Problem to solve:
In the entries that follow, how many lines contain "values"? Answer with the number only.

◆ ◆ ◆

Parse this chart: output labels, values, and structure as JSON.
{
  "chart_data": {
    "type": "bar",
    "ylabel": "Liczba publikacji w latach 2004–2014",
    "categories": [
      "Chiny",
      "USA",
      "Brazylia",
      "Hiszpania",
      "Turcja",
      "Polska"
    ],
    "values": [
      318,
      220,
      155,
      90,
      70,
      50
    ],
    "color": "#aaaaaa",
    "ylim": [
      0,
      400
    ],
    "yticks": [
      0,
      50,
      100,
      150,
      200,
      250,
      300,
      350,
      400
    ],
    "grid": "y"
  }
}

◆ ◆ ◆

Expected output:
2